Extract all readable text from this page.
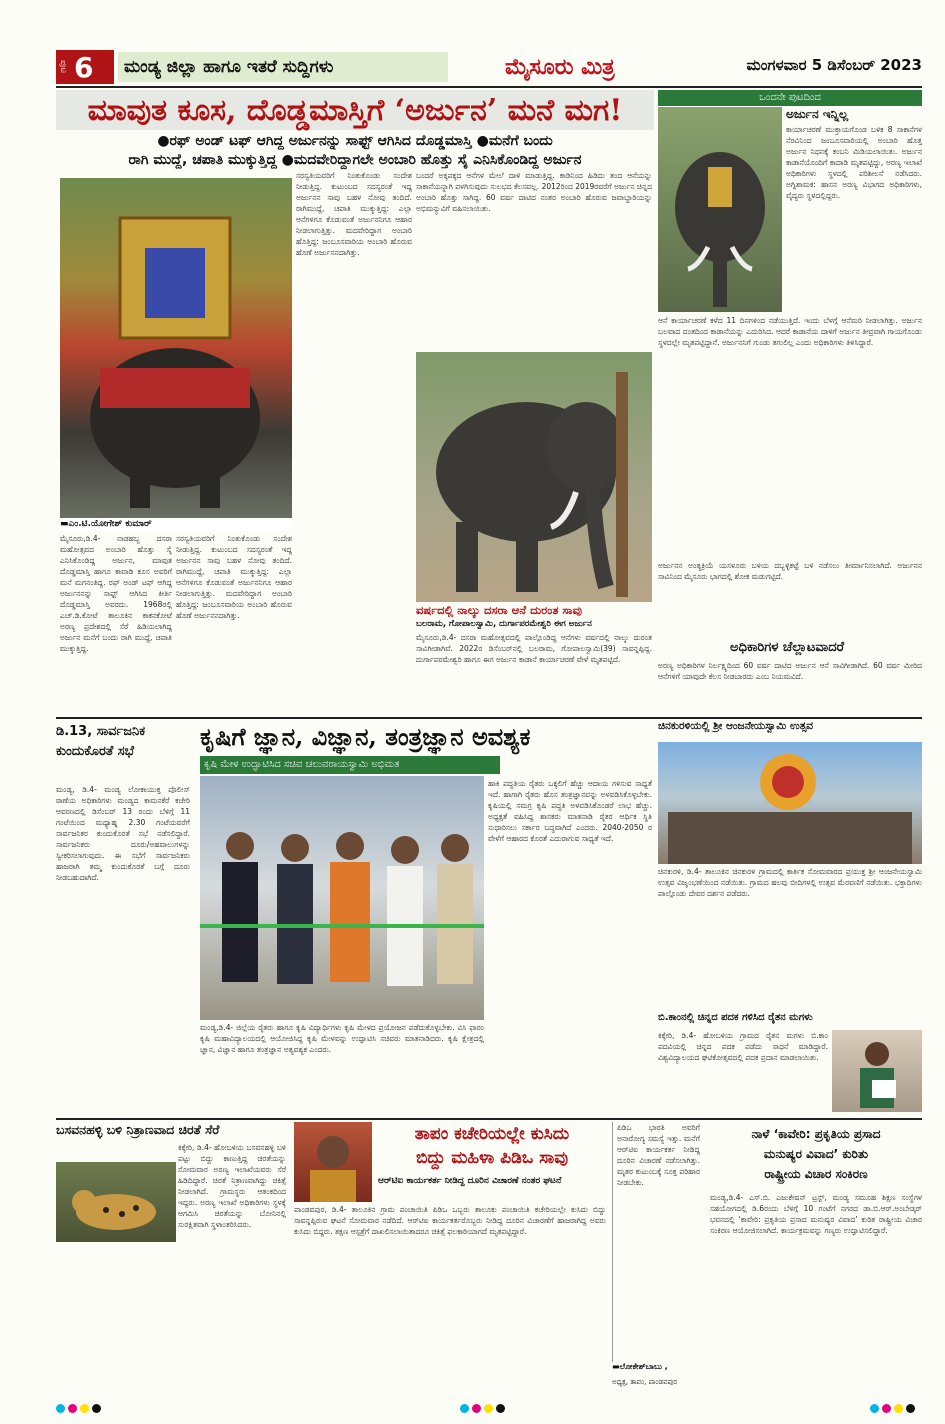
ಪುಟ 6	ಮಂಡ್ಯ ಜಿಲ್ಲಾ ಹಾಗೂ ಇತರೆ ಸುದ್ದಿಗಳು	ಮೈಸೂರು ಮಿತ್ರ	ಮಂಗಳವಾರ 5 ಡಿಸೆಂಬರ್ 2023
ಮಾವುತ ಕೂಸ, ದೊಡ್ಡಮಾಸ್ತಿಗೆ ‘ಅರ್ಜುನ’ ಮನೆ ಮಗ!
●ರಫ್ ಅಂಡ್ ಟಫ್ ಆಗಿದ್ದ ಅರ್ಜುನನ್ನು ಸಾಫ್ಟ್ ಆಗಿಸಿದ ದೊಡ್ಡಮಾಸ್ತಿ ●ಮನೆಗೆ ಬಂದು
ರಾಗಿ ಮುದ್ದೆ, ಚಪಾತಿ ಮುಕ್ಕುತ್ತಿದ್ದ ●ಮದವೇರಿದ್ದಾಗಲೇ ಅಂಬಾರಿ ಹೊತ್ತು ಸೈ ಎನಿಸಿಕೊಂಡಿದ್ದ ಅರ್ಜುನ
▬ಎಂ.ಟಿ.ಯೋಗೇಶ್ ಕುಮಾರ್
ಮೈಸೂರು,ಡಿ.4- ನಾಡಹಬ್ಬ ದಸರಾ ಮಹೋತ್ಸವದ ಅಂಬಾರಿ ಹೊತ್ತು ಸೈ ಎನಿಸಿಕೊಂಡಿದ್ದ ಅರ್ಜುನ, ಮಾವುತ ದೊಡ್ಡಮಾಸ್ತಿ ಹಾಗೂ ಕಾವಾಡಿ ಕೂಸ ಅವರಿಗೆ ಮನೆ ಮಗನಂತಿದ್ದ. ರಫ್ ಅಂಡ್ ಟಫ್ ಆಗಿದ್ದ ಅರ್ಜುನನನ್ನು ಸಾಫ್ಟ್ ಆಗಿಸಿದ ಕೀರ್ತಿ ದೊಡ್ಡಮಾಸ್ತಿ ಅವರದು. 1968ರಲ್ಲಿ ಎಚ್.ಡಿ.ಕೋಟೆ ತಾಲೂಕಿನ ಕಾಕನಕೋಟೆ ಅರಣ್ಯ ಪ್ರದೇಶದಲ್ಲಿ ಸೆರೆ ಹಿಡಿಯಲಾಗಿದ್ದ ಅರ್ಜುನ ಮನೆಗೆ ಬಂದು ರಾಗಿ ಮುದ್ದೆ, ಚಪಾತಿ ಮುಕ್ಕುತ್ತಿದ್ದ.
ಸರಸ್ವತಿಯವರಿಗೆ ನಿಂತುಕೊಂಡು ಸಂದೇಶ ನೀಡುತ್ತಿದ್ದ. ಕುಟುಂಬದ ಸದಸ್ಯರಂತೆ ಇದ್ದ ಅರ್ಜುನನ ಸಾವು ಬಹಳ ನೋವು ತಂದಿದೆ. ರಾಗಿಮುದ್ದೆ, ಚಪಾತಿ ಮುಕ್ಕುತ್ತಿದ್ದ: ಎಲ್ಲಾ ಆನೆಗಳಿಗೂ ಕೊಡುವಂತೆ ಅರ್ಜುನನಿಗೂ ಆಹಾರ ನೀಡಲಾಗುತ್ತಿತ್ತು. ಮದವೇರಿದ್ದಾಗ ಅಂಬಾರಿ ಹೊತ್ತಿದ್ದ: ಜಂಬೂಸವಾರಿಯ ಅಂಬಾರಿ ಹೊರುವ ಹೊಣೆ ಅರ್ಜುನನದಾಗಿತ್ತು.
ಸರಸ್ವತಿಯವರಿಗೆ ನಿಂತುಕೊಂಡು ಸಂದೇಶ ನೀಡುತ್ತಿದ್ದ. ಕುಟುಂಬದ ಸದಸ್ಯರಂತೆ ಇದ್ದ ಅರ್ಜುನನ ಸಾವು ಬಹಳ ನೋವು ತಂದಿದೆ. ರಾಗಿಮುದ್ದೆ, ಚಪಾತಿ ಮುಕ್ಕುತ್ತಿದ್ದ: ಎಲ್ಲಾ ಆನೆಗಳಿಗೂ ಕೊಡುವಂತೆ ಅರ್ಜುನನಿಗೂ ಆಹಾರ ನೀಡಲಾಗುತ್ತಿತ್ತು. ಮದವೇರಿದ್ದಾಗ ಅಂಬಾರಿ ಹೊತ್ತಿದ್ದ: ಜಂಬೂಸವಾರಿಯ ಅಂಬಾರಿ ಹೊರುವ ಹೊಣೆ ಅರ್ಜುನನದಾಗಿತ್ತು.
ಬಂದರೆ ಅಕ್ಕಪಕ್ಕದ ಆನೆಗಳ ಮೇಲೆ ದಾಳಿ ಮಾಡುತ್ತಿದ್ದ. ಕಾಡಿನಿಂದ ಹಿಡಿದು ತಂದ ಆನೆಯನ್ನು ಸಾಕಾನೆಯನ್ನಾಗಿ ಪಳಗಿಸುವುದು ಸುಲಭದ ಕೆಲಸವಲ್ಲ. 2012ರಿಂದ 2019ರವರೆಗೆ ಅರ್ಜುನ ಚಿನ್ನದ ಅಂಬಾರಿ ಹೊತ್ತು ಸಾಗಿದ್ದ. 60 ವರ್ಷ ದಾಟಿದ ನಂತರ ಅಂಬಾರಿ ಹೊರುವ ಜವಾಬ್ದಾರಿಯನ್ನು ಅಭಿಮನ್ಯುವಿಗೆ ವಹಿಸಲಾಯಿತು.
ವರ್ಷದಲ್ಲಿ ನಾಲ್ಕು ದಸರಾ ಆನೆ ದುರಂತ ಸಾವು
ಬಲರಾಮ, ಗೋಪಾಲಸ್ವಾಮಿ, ದುರ್ಗಾಪರಮೇಶ್ವರಿ ಈಗ ಅರ್ಜುನ
ಮೈಸೂರು,ಡಿ.4- ದಸರಾ ಮಹೋತ್ಸವದಲ್ಲಿ ಪಾಲ್ಗೊಂಡಿದ್ದ ಆನೆಗಳು ವರ್ಷದಲ್ಲಿ ನಾಲ್ಕು ದುರಂತ ಸಾವಿಗೀಡಾಗಿವೆ. 2022ರ ಡಿಸೆಂಬರ್‌ನಲ್ಲಿ ಬಲರಾಮ, ಗೋಪಾಲಸ್ವಾಮಿ(39) ಸಾವನ್ನಪ್ಪಿದ್ದ. ದುರ್ಗಾಪರಮೇಶ್ವರಿ ಹಾಗೂ ಈಗ ಅರ್ಜುನ ಕಾಡಾನೆ ಕಾರ್ಯಾಚರಣೆ ವೇಳೆ ಮೃತಪಟ್ಟಿದೆ.
ಒಂದನೇ ಪುಟದಿಂದ
ಅರ್ಜುನ ಇನ್ನಿಲ್ಲ
ಕಾರ್ಯಾಚರಣೆ ಮುಕ್ತಾಯಗೊಂಡ ಬಳಿಕ 8 ಸಾಕಾನೆಗಳ ನೆರವಿನಿಂದ ಜಂಬೂಸವಾರಿಯಲ್ಲಿ ಅಂಬಾರಿ ಹೊತ್ತ ಅರ್ಜುನ ನಿಧನಕ್ಕೆ ಕಂಬನಿ ಮಿಡಿಯಲಾಯಿತು. ಅರ್ಜುನ ಕಾಡಾನೆಯೊಂದಿಗೆ ಕಾದಾಡಿ ಮೃತಪಟ್ಟಿದ್ದು, ಅರಣ್ಯ ಇಲಾಖೆ ಅಧಿಕಾರಿಗಳು ಸ್ಥಳದಲ್ಲಿ ಪರಿಶೀಲನೆ ನಡೆಸಿದರು. ಅಗ್ನಿಶಾಮಕ: ಹಾಸನ ಅರಣ್ಯ ವಿಭಾಗದ ಅಧಿಕಾರಿಗಳು, ವೈದ್ಯರು ಸ್ಥಳದಲ್ಲಿದ್ದರು.
ಆನೆ ಕಾರ್ಯಾಚರಣೆ ಕಳೆದ 11 ದಿನಗಳಿಂದ ನಡೆಯುತ್ತಿದೆ. ಇಂದು ಬೆಳಗ್ಗೆ ಆನೆಮರಿ ನೀಡಲಾಗಿತ್ತು. ಅರ್ಜುನ ಬಲವಾದ ದಂತದಿಂದ ಕಾಡಾನೆಯನ್ನು ಎದುರಿಸಿದ. ಆದರೆ ಕಾಡಾನೆಯ ದಾಳಿಗೆ ಅರ್ಜುನ ತೀವ್ರವಾಗಿ ಗಾಯಗೊಂಡು ಸ್ಥಳದಲ್ಲೇ ಮೃತಪಟ್ಟಿದ್ದಾನೆ. ಅರ್ಜುನನಿಗೆ ಗುಂಡು ತಗುಲಿಲ್ಲ ಎಂದು ಅಧಿಕಾರಿಗಳು ತಿಳಿಸಿದ್ದಾರೆ.
ಅರ್ಜುನನ ಅಂತ್ಯಕ್ರಿಯೆ ಯಸಳೂರು ಬಳಿಯ ದಬ್ಬಳ್ಳಿಕಟ್ಟೆ ಬಳಿ ನಡೆಸಲು ತೀರ್ಮಾನಿಸಲಾಗಿದೆ. ಅರ್ಜುನನ ಸಾವಿನಿಂದ ಮೈಸೂರು ಭಾಗದಲ್ಲಿ ಶೋಕ ಮಡುಗಟ್ಟಿದೆ.
ಅಧಿಕಾರಿಗಳ ಚೆಲ್ಲಾಟವಾದರೆ
ಅರಣ್ಯ ಅಧಿಕಾರಿಗಳ ನಿರ್ಲಕ್ಷ್ಯದಿಂದ 60 ವರ್ಷ ದಾಟಿದ ಅರ್ಜುನ ಆನೆ ಸಾವಿಗೀಡಾಗಿದೆ. 60 ವರ್ಷ ಮೀರಿದ ಆನೆಗಳಿಗೆ ಯಾವುದೇ ಕೆಲಸ ನೀಡಬಾರದು ಎಂಬ ನಿಯಮವಿದೆ.
ಡಿ.13, ಸಾರ್ವಜನಿಕ ಕುಂದುಕೊರತೆ ಸಭೆ
ಮಂಡ್ಯ, ಡಿ.4- ಮಂಡ್ಯ ಲೋಕಾಯುಕ್ತ ಪೊಲೀಸ್ ಠಾಣೆಯ ಅಧಿಕಾರಿಗಳು ಮಂಡ್ಯದ ಕಾಮನಕೆರೆ ಕಚೇರಿ ಆವರಣದಲ್ಲಿ ಡಿಸೆಂಬರ್ 13 ರಂದು ಬೆಳಿಗ್ಗೆ 11 ಗಂಟೆಯಿಂದ ಮಧ್ಯಾಹ್ನ 2.30 ಗಂಟೆಯವರೆಗೆ ಸಾರ್ವಜನಿಕರ ಕುಂದುಕೊರತೆ ಸಭೆ ನಡೆಸಲಿದ್ದಾರೆ. ಸಾರ್ವಜನಿಕರು ದೂರು/ಅಹವಾಲುಗಳನ್ನು ಸ್ವೀಕರಿಸಲಾಗುವುದು. ಈ ಸಭೆಗೆ ಸಾರ್ವಜನಿಕರು ಹಾಜರಾಗಿ ತಮ್ಮ ಕುಂದುಕೊರತೆ ಬಗ್ಗೆ ದೂರು ನೀಡಬಹುದಾಗಿದೆ.
ಕೃಷಿಗೆ ಜ್ಞಾನ, ವಿಜ್ಞಾನ, ತಂತ್ರಜ್ಞಾನ ಅವಶ್ಯಕ
ಕೃಷಿ ಮೇಳ ಉದ್ಘಾಟಿಸಿದ ಸಚಿವ ಚಲುವರಾಯಸ್ವಾಮಿ ಅಭಿಮತ
ಹಾಕಿ ಪದ್ಧತಿಯ ರೈತರು ಒಕ್ಕಲಿಗೆ ಹೆಚ್ಚು ಆದಾಯ ಗಳಿಸುವ ಸಾಧ್ಯತೆ ಇದೆ. ಹಾಗಾಗಿ ರೈತರು ಹೊಸ ತಂತ್ರಜ್ಞಾನವನ್ನು ಅಳವಡಿಸಿಕೊಳ್ಳಬೇಕು. ಕೃಷಿಯಲ್ಲಿ ಸಮಗ್ರ ಕೃಷಿ ಪದ್ಧತಿ ಅಳವಡಿಸಿಕೊಂಡರೆ ಲಾಭ ಹೆಚ್ಚು. ಅಧ್ಯಕ್ಷತೆ ವಹಿಸಿದ್ದ ಶಾಸಕರು ಮಾತನಾಡಿ ರೈತರ ಆರ್ಥಿಕ ಸ್ಥಿತಿ ಸುಧಾರಿಸಲು ಸರ್ಕಾರ ಬದ್ಧವಾಗಿದೆ ಎಂದರು. 2040-2050 ರ ವೇಳೆಗೆ ಆಹಾರದ ಕೊರತೆ ಎದುರಾಗುವ ಸಾಧ್ಯತೆ ಇದೆ.
ಮಂಡ್ಯ,ಡಿ.4- ಜಿಲ್ಲೆಯ ರೈತರು ಹಾಗೂ ಕೃಷಿ ವಿದ್ಯಾರ್ಥಿಗಳು ಕೃಷಿ ಮೇಳದ ಪ್ರಯೋಜನ ಪಡೆದುಕೊಳ್ಳಬೇಕು. ವಿಸಿ ಫಾರಂ ಕೃಷಿ ಮಹಾವಿದ್ಯಾಲಯದಲ್ಲಿ ಆಯೋಜಿಸಿದ್ದ ಕೃಷಿ ಮೇಳವನ್ನು ಉದ್ಘಾಟಿಸಿ ಸಚಿವರು ಮಾತನಾಡಿದರು. ಕೃಷಿ ಕ್ಷೇತ್ರದಲ್ಲಿ ಜ್ಞಾನ, ವಿಜ್ಞಾನ ಹಾಗೂ ತಂತ್ರಜ್ಞಾನ ಅತ್ಯವಶ್ಯಕ ಎಂದರು.
ಚಿನಕುರಳಿಯಲ್ಲಿ ಶ್ರೀ ಆಂಜನೇಯಸ್ವಾಮಿ ಉತ್ಸವ
ಚಿನಕುರಳಿ, ಡಿ.4- ತಾಲೂಕಿನ ಚಿನಕುರಳಿ ಗ್ರಾಮದಲ್ಲಿ ಕಾರ್ತಿಕ ಸೋಮವಾರದ ಪ್ರಯುಕ್ತ ಶ್ರೀ ಆಂಜನೇಯಸ್ವಾಮಿ ಉತ್ಸವ ವಿಜೃಂಭಣೆಯಿಂದ ನಡೆಯಿತು. ಗ್ರಾಮದ ಹಲವು ಬೀದಿಗಳಲ್ಲಿ ಉತ್ಸವ ಮೆರವಣಿಗೆ ನಡೆಯಿತು. ಭಕ್ತಾದಿಗಳು ಪಾಲ್ಗೊಂಡು ದೇವರ ದರ್ಶನ ಪಡೆದರು.
ಬಿ.ಕಾಂನಲ್ಲಿ ಚಿನ್ನದ ಪದಕ ಗಳಿಸಿದ ರೈತನ ಮಗಳು
ಕಿಕ್ಕೇರಿ, ಡಿ.4- ಹೋಬಳಿಯ ಗ್ರಾಮದ ರೈತನ ಮಗಳು ಬಿ.ಕಾಂ ಪದವಿಯಲ್ಲಿ ಚಿನ್ನದ ಪದಕ ಪಡೆದು ಸಾಧನೆ ಮಾಡಿದ್ದಾರೆ. ವಿಶ್ವವಿದ್ಯಾಲಯದ ಘಟಿಕೋತ್ಸವದಲ್ಲಿ ಪದಕ ಪ್ರದಾನ ಮಾಡಲಾಯಿತು.
ಬಸವನಹಳ್ಳಿ ಬಳಿ ನಿತ್ರಾಣವಾದ ಚಿರತೆ ಸೆರೆ
ಕಿಕ್ಕೇರಿ, ಡಿ.4- ಹೋಬಳಿಯ ಬಸವನಹಳ್ಳಿ ಬಳಿ ಪಟ್ಟು ಬಿದ್ದು ಕಾಣುತ್ತಿದ್ದ ಚಿರತೆಯನ್ನು ಸೋಮವಾರ ಅರಣ್ಯ ಇಲಾಖೆಯವರು ಸೆರೆ ಹಿಡಿದಿದ್ದಾರೆ. ಚಿರತೆ ನಿತ್ರಾಣವಾಗಿದ್ದು ಚಿಕಿತ್ಸೆ ನೀಡಲಾಗಿದೆ. ಗ್ರಾಮಸ್ಥರು ಆತಂಕದಿಂದ ಇದ್ದರು. ಅರಣ್ಯ ಇಲಾಖೆ ಅಧಿಕಾರಿಗಳು ಸ್ಥಳಕ್ಕೆ ಆಗಮಿಸಿ ಚಿರತೆಯನ್ನು ಬೋನಿನಲ್ಲಿ ಸುರಕ್ಷಿತವಾಗಿ ಸ್ಥಳಾಂತರಿಸಿದರು.
ತಾಪಂ ಕಚೇರಿಯಲ್ಲೇ ಕುಸಿದು
ಬಿದ್ದು ಮಹಿಳಾ ಪಿಡಿಒ ಸಾವು
ಆರ್‌ಟಿಐ ಕಾರ್ಯಕರ್ತ ನೀಡಿದ್ದ ದೂರಿನ ವಿಚಾರಣೆ ನಂತರ ಘಟನೆ
ಪಾಂಡವಪುರ, ಡಿ.4- ತಾಲೂಕಿನ ಗ್ರಾಮ ಪಂಚಾಯಿತಿ ಪಿಡಿಒ ಒಬ್ಬರು ತಾಲೂಕು ಪಂಚಾಯಿತಿ ಕಚೇರಿಯಲ್ಲೇ ಕುಸಿದು ಬಿದ್ದು ಸಾವನ್ನಪ್ಪಿರುವ ಘಟನೆ ಸೋಮವಾರ ನಡೆದಿದೆ. ಆರ್‌ಟಿಐ ಕಾರ್ಯಕರ್ತರೊಬ್ಬರು ನೀಡಿದ್ದ ದೂರಿನ ವಿಚಾರಣೆಗೆ ಹಾಜರಾಗಿದ್ದ ಅವರು ಕುಸಿದು ಬಿದ್ದರು. ತಕ್ಷಣ ಆಸ್ಪತ್ರೆಗೆ ದಾಖಲಿಸಲಾಯಿತಾದರೂ ಚಿಕಿತ್ಸೆ ಫಲಕಾರಿಯಾಗದೆ ಮೃತಪಟ್ಟಿದ್ದಾರೆ.
ಪಿಡಿಒ ಭಾರತಿ ಅವರಿಗೆ ಅನಾರೋಗ್ಯ ಸಮಸ್ಯೆ ಇತ್ತು. ಮನೆಗೆ ಆರ್‌ಟಿಐ ಕಾರ್ಯಕರ್ತ ನೀಡಿದ್ದ ದೂರಿನ ವಿಚಾರಣೆ ನಡೆಸಲಾಗಿತ್ತು. ಮೃತರ ಕುಟುಂಬಕ್ಕೆ ಸೂಕ್ತ ಪರಿಹಾರ ನೀಡಬೇಕು.
▬ಲೋಕೇಶ್‌ಬಾಬು ,
ಅಧ್ಯಕ್ಷ, ತಾಪಂ, ಪಾಂಡವಪುರ
ನಾಳೆ ‘ಕಾವೇರಿ: ಪ್ರಕೃತಿಯ ಪ್ರಸಾದ
ಮನುಷ್ಯರ ವಿವಾದ’ ಕುರಿತು
ರಾಷ್ಟ್ರೀಯ ವಿಚಾರ ಸಂಕಿರಣ
ಮಂಡ್ಯ,ಡಿ.4- ಎಸ್.ಬಿ. ಎಜುಕೇಷನ್ ಟ್ರಸ್ಟ್, ಮಂಡ್ಯ ಸಮೂಹ ಶಿಕ್ಷಣ ಸಂಸ್ಥೆಗಳ ಸಹಯೋಗದಲ್ಲಿ ಡಿ.6ರಂದು ಬೆಳಿಗ್ಗೆ 10 ಗಂಟೆಗೆ ನಗರದ ಡಾ.ಬಿ.ಆರ್.ಅಂಬೇಡ್ಕರ್ ಭವನದಲ್ಲಿ ‘ಕಾವೇರಿ: ಪ್ರಕೃತಿಯ ಪ್ರಸಾದ ಮನುಷ್ಯರ ವಿವಾದ’ ಕುರಿತ ರಾಷ್ಟ್ರೀಯ ವಿಚಾರ ಸಂಕಿರಣ ಆಯೋಜಿಸಲಾಗಿದೆ. ಕಾರ್ಯಕ್ರಮವನ್ನು ಗಣ್ಯರು ಉದ್ಘಾಟಿಸಲಿದ್ದಾರೆ.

WHAT YOU NEED TO DO: Identify the lines of the entries containing the string "ಸವದಲ". Copy each such line.

RESPONSE FOR THIS EXERCISE:
ಮೈಸೂರು,ಡಿ.4- ದಸರಾ ಮಹೋತ್ಸವದಲ್ಲಿ ಪಾಲ್ಗೊಂಡಿದ್ದ ಆನೆಗಳು ವರ್ಷದಲ್ಲಿ ನಾಲ್ಕು ದುರಂತ ಸಾವಿಗೀಡಾಗಿವೆ. 2022ರ ಡಿಸೆಂಬರ್‌ನಲ್ಲಿ ಬಲರಾಮ, ಗೋಪಾಲಸ್ವಾಮಿ(39) ಸಾವನ್ನಪ್ಪಿದ್ದ. ದುರ್ಗಾಪರಮೇಶ್ವರಿ ಹಾಗೂ ಈಗ ಅರ್ಜುನ ಕಾಡಾನೆ ಕಾರ್ಯಾಚರಣೆ ವೇಳೆ ಮೃತಪಟ್ಟಿದೆ.
ಕಿಕ್ಕೇರಿ, ಡಿ.4- ಹೋಬಳಿಯ ಗ್ರಾಮದ ರೈತನ ಮಗಳು ಬಿ.ಕಾಂ ಪದವಿಯಲ್ಲಿ ಚಿನ್ನದ ಪದಕ ಪಡೆದು ಸಾಧನೆ ಮಾಡಿದ್ದಾರೆ. ವಿಶ್ವವಿದ್ಯಾಲಯದ ಘಟಿಕೋತ್ಸವದಲ್ಲಿ ಪದಕ ಪ್ರದಾನ ಮಾಡಲಾಯಿತು.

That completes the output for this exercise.